* [JOB] Repeat the entire listing exactly as written.

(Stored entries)
= = = = =
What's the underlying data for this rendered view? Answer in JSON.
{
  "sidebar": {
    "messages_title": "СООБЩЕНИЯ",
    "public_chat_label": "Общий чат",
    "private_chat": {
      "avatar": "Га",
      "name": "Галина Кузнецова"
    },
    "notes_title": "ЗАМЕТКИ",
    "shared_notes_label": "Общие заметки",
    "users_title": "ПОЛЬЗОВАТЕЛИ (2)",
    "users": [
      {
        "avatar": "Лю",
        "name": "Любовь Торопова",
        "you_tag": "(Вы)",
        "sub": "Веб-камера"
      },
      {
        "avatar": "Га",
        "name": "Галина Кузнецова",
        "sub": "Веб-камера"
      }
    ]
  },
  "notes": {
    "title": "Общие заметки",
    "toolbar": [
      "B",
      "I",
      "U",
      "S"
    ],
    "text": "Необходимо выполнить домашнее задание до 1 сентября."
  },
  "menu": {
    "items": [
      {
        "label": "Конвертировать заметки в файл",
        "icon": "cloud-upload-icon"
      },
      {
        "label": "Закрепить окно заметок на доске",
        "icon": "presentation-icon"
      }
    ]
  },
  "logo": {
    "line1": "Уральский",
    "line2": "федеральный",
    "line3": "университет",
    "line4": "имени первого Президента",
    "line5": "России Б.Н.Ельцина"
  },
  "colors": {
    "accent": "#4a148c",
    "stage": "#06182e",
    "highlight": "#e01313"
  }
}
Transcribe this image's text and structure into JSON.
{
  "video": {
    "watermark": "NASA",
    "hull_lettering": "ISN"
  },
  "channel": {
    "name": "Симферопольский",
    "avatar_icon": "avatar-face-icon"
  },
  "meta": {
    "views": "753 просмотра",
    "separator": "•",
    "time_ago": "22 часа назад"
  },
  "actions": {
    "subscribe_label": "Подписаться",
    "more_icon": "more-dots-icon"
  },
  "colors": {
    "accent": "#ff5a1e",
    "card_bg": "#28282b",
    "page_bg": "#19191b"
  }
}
= = = = =
* [WORKED SOLUTION]
What's the underlying data for this rendered view? Answer in JSON.
{
  "sidebar": {
    "messages_title": "СООБЩЕНИЯ",
    "public_chat_label": "Общий чат",
    "private_chat": {
      "avatar": "Га",
      "name": "Галина Кузнецова"
    },
    "notes_title": "ЗАМЕТКИ",
    "shared_notes_label": "Общие заметки",
    "users_title": "ПОЛЬЗОВАТЕЛИ (2)",
    "users": [
      {
        "avatar": "Лю",
        "name": "Любовь Торопова",
        "you_tag": "(Вы)",
        "sub": "Веб-камера"
      },
      {
        "avatar": "Га",
        "name": "Галина Кузнецова",
        "sub": "Веб-камера"
      }
    ]
  },
  "notes": {
    "title": "Общие заметки",
    "toolbar": [
      "B",
      "I",
      "U",
      "S"
    ],
    "text": "Необходимо выполнить домашнее задание до 1 сентября."
  },
  "menu": {
    "items": [
      {
        "label": "Конвертировать заметки в файл",
        "icon": "cloud-upload-icon"
      },
      {
        "label": "Закрепить окно заметок на доске",
        "icon": "presentation-icon"
      }
    ]
  },
  "logo": {
    "line1": "Уральский",
    "line2": "федеральный",
    "line3": "университет",
    "line4": "имени первого Президента",
    "line5": "России Б.Н.Ельцина"
  },
  "colors": {
    "accent": "#4a148c",
    "stage": "#06182e",
    "highlight": "#e01313"
  }
}
Transcribe this image's text and structure into JSON.
{
  "video": {
    "watermark": "NASA",
    "hull_lettering": "ISN"
  },
  "channel": {
    "name": "Симферопольский",
    "avatar_icon": "avatar-face-icon"
  },
  "meta": {
    "views": "753 просмотра",
    "separator": "•",
    "time_ago": "22 часа назад"
  },
  "actions": {
    "subscribe_label": "Подписаться",
    "more_icon": "more-dots-icon"
  },
  "colors": {
    "accent": "#ff5a1e",
    "card_bg": "#28282b",
    "page_bg": "#19191b"
  }
}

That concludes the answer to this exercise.